Brief =
Output all the entries word for word. Omit the pictures.

Source material =
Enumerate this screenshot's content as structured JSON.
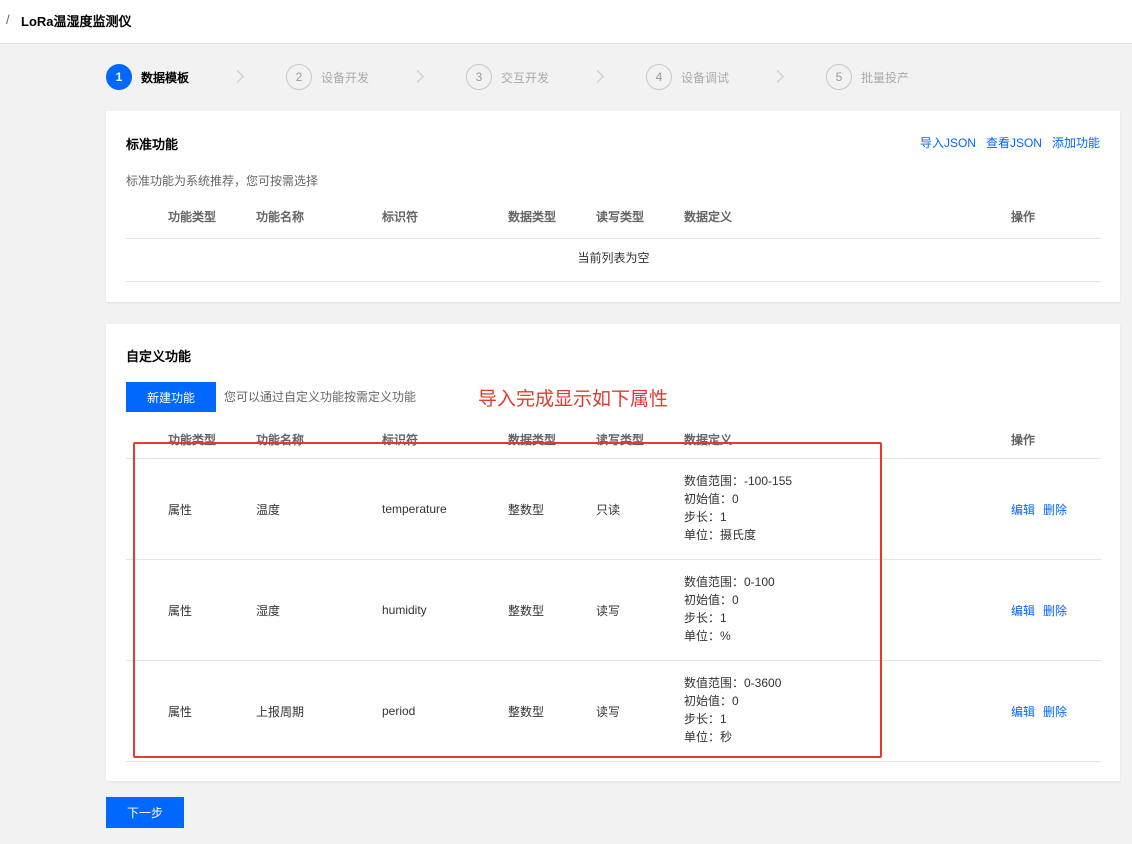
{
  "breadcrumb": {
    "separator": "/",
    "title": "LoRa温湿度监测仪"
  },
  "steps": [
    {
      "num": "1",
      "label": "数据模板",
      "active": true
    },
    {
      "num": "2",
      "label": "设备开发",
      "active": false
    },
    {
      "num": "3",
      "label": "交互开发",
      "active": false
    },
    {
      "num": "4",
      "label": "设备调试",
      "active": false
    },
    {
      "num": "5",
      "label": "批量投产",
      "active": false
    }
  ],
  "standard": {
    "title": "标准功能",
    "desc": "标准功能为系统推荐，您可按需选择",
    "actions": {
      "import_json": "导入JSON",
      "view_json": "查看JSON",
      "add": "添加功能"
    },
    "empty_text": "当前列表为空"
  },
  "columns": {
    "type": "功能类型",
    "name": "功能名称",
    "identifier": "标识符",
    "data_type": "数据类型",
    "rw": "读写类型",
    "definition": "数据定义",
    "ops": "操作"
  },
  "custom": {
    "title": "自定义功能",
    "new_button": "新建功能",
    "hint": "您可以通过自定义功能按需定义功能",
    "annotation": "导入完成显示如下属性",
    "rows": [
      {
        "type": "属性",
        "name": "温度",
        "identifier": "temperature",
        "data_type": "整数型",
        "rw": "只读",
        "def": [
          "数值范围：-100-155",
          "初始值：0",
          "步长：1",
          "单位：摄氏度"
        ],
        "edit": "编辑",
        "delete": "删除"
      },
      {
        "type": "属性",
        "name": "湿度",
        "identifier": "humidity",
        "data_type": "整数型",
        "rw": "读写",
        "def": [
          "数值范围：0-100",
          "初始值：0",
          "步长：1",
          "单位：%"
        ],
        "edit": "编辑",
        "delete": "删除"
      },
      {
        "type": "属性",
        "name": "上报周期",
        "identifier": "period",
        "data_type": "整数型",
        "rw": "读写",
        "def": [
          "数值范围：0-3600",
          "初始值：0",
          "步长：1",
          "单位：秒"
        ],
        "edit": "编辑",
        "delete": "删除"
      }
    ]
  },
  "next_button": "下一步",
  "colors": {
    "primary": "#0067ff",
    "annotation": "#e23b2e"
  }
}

Solution for this task =
Enumerate this screenshot's content as structured JSON.
{
  "breadcrumb": {
    "separator": "/",
    "title": "LoRa温湿度监测仪"
  },
  "steps": [
    {
      "num": "1",
      "label": "数据模板",
      "active": true
    },
    {
      "num": "2",
      "label": "设备开发",
      "active": false
    },
    {
      "num": "3",
      "label": "交互开发",
      "active": false
    },
    {
      "num": "4",
      "label": "设备调试",
      "active": false
    },
    {
      "num": "5",
      "label": "批量投产",
      "active": false
    }
  ],
  "standard": {
    "title": "标准功能",
    "desc": "标准功能为系统推荐，您可按需选择",
    "actions": {
      "import_json": "导入JSON",
      "view_json": "查看JSON",
      "add": "添加功能"
    },
    "empty_text": "当前列表为空"
  },
  "columns": {
    "type": "功能类型",
    "name": "功能名称",
    "identifier": "标识符",
    "data_type": "数据类型",
    "rw": "读写类型",
    "definition": "数据定义",
    "ops": "操作"
  },
  "custom": {
    "title": "自定义功能",
    "new_button": "新建功能",
    "hint": "您可以通过自定义功能按需定义功能",
    "annotation": "导入完成显示如下属性",
    "rows": [
      {
        "type": "属性",
        "name": "温度",
        "identifier": "temperature",
        "data_type": "整数型",
        "rw": "只读",
        "def": [
          "数值范围：-100-155",
          "初始值：0",
          "步长：1",
          "单位：摄氏度"
        ],
        "edit": "编辑",
        "delete": "删除"
      },
      {
        "type": "属性",
        "name": "湿度",
        "identifier": "humidity",
        "data_type": "整数型",
        "rw": "读写",
        "def": [
          "数值范围：0-100",
          "初始值：0",
          "步长：1",
          "单位：%"
        ],
        "edit": "编辑",
        "delete": "删除"
      },
      {
        "type": "属性",
        "name": "上报周期",
        "identifier": "period",
        "data_type": "整数型",
        "rw": "读写",
        "def": [
          "数值范围：0-3600",
          "初始值：0",
          "步长：1",
          "单位：秒"
        ],
        "edit": "编辑",
        "delete": "删除"
      }
    ]
  },
  "next_button": "下一步",
  "colors": {
    "primary": "#0067ff",
    "annotation": "#e23b2e"
  }
}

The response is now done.